---- Task input

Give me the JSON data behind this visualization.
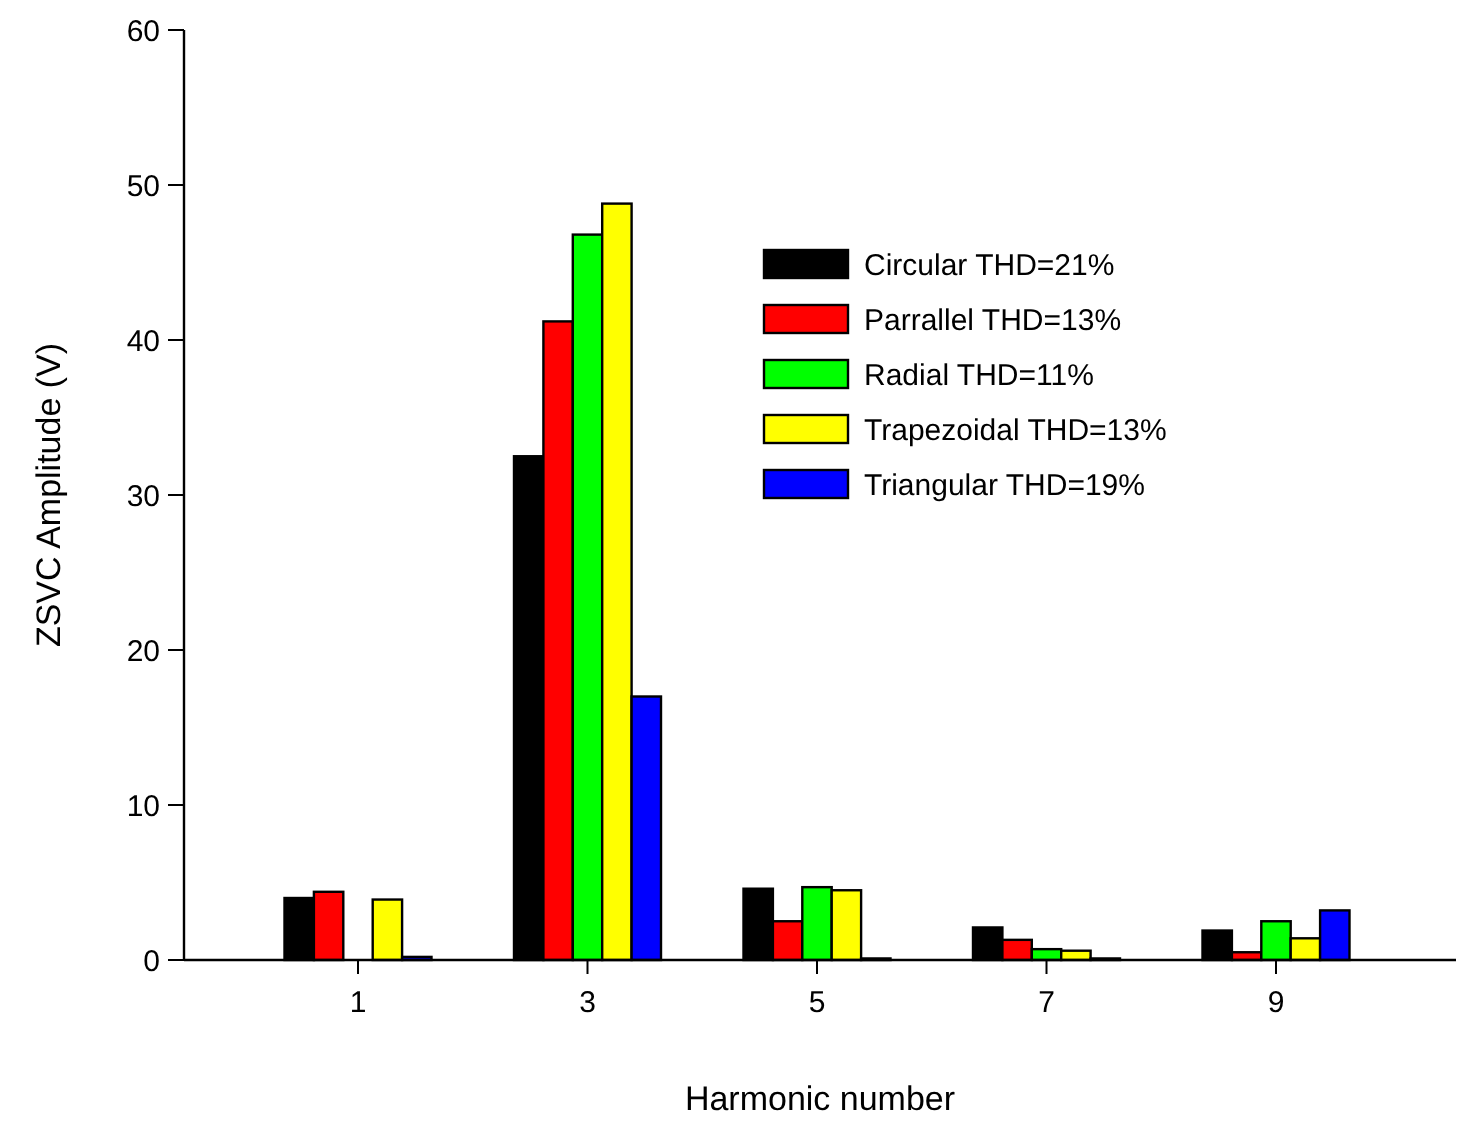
{
  "chart_data": {
    "type": "bar",
    "xlabel": "Harmonic number",
    "ylabel": "ZSVC Amplitude (V)",
    "categories": [
      "1",
      "3",
      "5",
      "7",
      "9"
    ],
    "series": [
      {
        "name": "Circular THD=21%",
        "color": "#000000",
        "values": [
          4.0,
          32.5,
          4.6,
          2.1,
          1.9
        ]
      },
      {
        "name": "Parrallel THD=13%",
        "color": "#ff0000",
        "values": [
          4.4,
          41.2,
          2.5,
          1.3,
          0.5
        ]
      },
      {
        "name": "Radial THD=11%",
        "color": "#00ff00",
        "values": [
          0,
          46.8,
          4.7,
          0.7,
          2.5
        ]
      },
      {
        "name": "Trapezoidal THD=13%",
        "color": "#ffff00",
        "values": [
          3.9,
          48.8,
          4.5,
          0.6,
          1.4
        ]
      },
      {
        "name": "Triangular THD=19%",
        "color": "#0000ff",
        "values": [
          0.2,
          17.0,
          0.1,
          0.1,
          3.2
        ]
      }
    ],
    "ylim": [
      0,
      60
    ],
    "yticks": [
      0,
      10,
      20,
      30,
      40,
      50,
      60
    ],
    "legend": "top right"
  }
}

--------

» Task brief:
Where a line contains "name", copy that line.

» Written answer:
        "name": "Circular THD=21%",
        "name": "Parrallel THD=13%",
        "name": "Radial THD=11%",
        "name": "Trapezoidal THD=13%",
        "name": "Triangular THD=19%",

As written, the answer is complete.